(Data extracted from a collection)
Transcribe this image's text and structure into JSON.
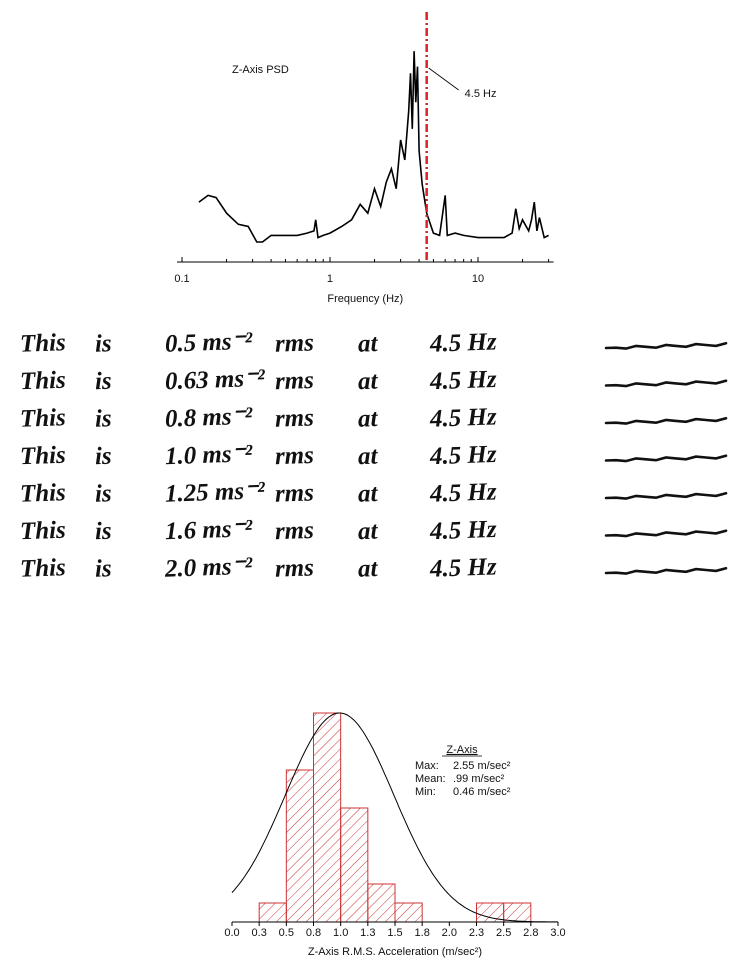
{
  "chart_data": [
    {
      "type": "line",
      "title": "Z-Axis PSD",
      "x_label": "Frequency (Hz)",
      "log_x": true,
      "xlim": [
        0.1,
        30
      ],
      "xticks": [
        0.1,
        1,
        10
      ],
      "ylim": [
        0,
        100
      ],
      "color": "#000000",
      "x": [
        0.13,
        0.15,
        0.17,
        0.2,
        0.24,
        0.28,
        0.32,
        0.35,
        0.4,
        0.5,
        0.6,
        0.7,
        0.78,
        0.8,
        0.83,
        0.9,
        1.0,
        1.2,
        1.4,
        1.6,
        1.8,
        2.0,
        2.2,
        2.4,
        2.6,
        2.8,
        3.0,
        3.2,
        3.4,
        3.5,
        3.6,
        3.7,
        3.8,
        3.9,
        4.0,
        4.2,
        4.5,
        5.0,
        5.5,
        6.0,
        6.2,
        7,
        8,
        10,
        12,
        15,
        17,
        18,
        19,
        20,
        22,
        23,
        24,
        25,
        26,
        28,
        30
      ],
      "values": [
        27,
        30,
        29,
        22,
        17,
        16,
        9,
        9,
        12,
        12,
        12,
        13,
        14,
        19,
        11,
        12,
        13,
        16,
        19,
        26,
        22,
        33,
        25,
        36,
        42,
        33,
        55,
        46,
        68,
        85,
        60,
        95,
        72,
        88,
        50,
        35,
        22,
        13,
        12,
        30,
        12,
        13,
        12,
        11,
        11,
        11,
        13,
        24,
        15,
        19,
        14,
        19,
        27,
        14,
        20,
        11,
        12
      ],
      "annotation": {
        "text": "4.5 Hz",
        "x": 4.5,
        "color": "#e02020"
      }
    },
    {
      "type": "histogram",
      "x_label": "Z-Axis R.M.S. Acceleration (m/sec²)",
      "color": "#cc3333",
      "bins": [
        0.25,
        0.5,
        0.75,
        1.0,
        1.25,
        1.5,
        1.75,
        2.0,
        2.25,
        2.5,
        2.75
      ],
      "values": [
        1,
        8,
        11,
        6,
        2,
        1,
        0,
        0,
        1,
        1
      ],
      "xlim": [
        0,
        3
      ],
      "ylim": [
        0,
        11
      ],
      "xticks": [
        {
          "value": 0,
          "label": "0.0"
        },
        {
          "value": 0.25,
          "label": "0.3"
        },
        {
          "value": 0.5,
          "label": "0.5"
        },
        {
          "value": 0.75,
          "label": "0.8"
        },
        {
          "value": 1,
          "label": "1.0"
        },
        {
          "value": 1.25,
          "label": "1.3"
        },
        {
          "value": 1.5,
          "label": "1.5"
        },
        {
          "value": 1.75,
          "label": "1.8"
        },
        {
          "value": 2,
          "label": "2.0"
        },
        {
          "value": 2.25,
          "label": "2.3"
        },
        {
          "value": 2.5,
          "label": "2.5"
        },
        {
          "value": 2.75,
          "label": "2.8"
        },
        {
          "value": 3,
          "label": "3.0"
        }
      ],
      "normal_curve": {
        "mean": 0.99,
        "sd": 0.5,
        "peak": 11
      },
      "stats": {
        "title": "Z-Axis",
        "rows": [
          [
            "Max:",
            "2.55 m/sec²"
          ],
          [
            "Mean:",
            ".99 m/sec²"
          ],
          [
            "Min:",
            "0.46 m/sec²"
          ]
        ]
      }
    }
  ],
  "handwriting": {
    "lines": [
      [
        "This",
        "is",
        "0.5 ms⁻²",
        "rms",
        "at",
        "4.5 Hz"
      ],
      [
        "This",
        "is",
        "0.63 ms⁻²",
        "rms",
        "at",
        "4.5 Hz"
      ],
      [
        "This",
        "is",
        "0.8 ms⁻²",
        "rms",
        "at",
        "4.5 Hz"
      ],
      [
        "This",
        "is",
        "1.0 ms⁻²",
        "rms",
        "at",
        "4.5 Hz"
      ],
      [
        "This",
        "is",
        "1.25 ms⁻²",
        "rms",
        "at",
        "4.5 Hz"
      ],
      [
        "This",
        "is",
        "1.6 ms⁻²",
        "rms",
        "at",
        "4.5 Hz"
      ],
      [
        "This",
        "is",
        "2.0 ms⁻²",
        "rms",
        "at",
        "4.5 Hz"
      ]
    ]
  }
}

_EXERCISE DIRECTIONS_
Extract, from the material above, each line holding the word "text".

_RESPONSE TO THIS TASK_
Transcribe this image's text and structure into JSON.
        "text": "4.5 Hz",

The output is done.